Extract, from the listing that follows, each line containing the word "archivo".

(Stored entries)
== == ==
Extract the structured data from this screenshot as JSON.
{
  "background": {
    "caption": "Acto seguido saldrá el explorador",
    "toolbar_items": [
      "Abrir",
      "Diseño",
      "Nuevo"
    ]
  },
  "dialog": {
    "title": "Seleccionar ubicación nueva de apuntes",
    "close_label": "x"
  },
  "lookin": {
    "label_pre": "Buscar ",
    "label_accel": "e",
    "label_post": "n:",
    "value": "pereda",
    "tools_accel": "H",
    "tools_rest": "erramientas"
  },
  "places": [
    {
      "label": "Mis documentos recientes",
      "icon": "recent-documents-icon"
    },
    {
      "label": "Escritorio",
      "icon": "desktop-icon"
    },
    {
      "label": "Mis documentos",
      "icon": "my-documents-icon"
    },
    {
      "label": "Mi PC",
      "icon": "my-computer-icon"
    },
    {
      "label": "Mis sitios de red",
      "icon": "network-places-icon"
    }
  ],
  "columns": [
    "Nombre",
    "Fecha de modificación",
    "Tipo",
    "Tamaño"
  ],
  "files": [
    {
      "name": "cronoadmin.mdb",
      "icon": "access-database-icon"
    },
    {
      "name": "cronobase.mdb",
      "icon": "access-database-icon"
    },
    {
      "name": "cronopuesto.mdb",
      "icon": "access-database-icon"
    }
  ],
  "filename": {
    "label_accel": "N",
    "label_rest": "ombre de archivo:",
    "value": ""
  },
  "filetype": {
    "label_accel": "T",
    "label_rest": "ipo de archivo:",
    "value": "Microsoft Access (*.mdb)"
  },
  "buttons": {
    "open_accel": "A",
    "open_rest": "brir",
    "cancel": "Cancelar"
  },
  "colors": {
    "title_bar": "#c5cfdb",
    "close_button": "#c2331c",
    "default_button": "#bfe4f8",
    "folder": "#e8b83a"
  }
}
== == ==
CORRECT RESULT
    "label_rest": "ombre de archivo:",
    "label_rest": "ipo de archivo:",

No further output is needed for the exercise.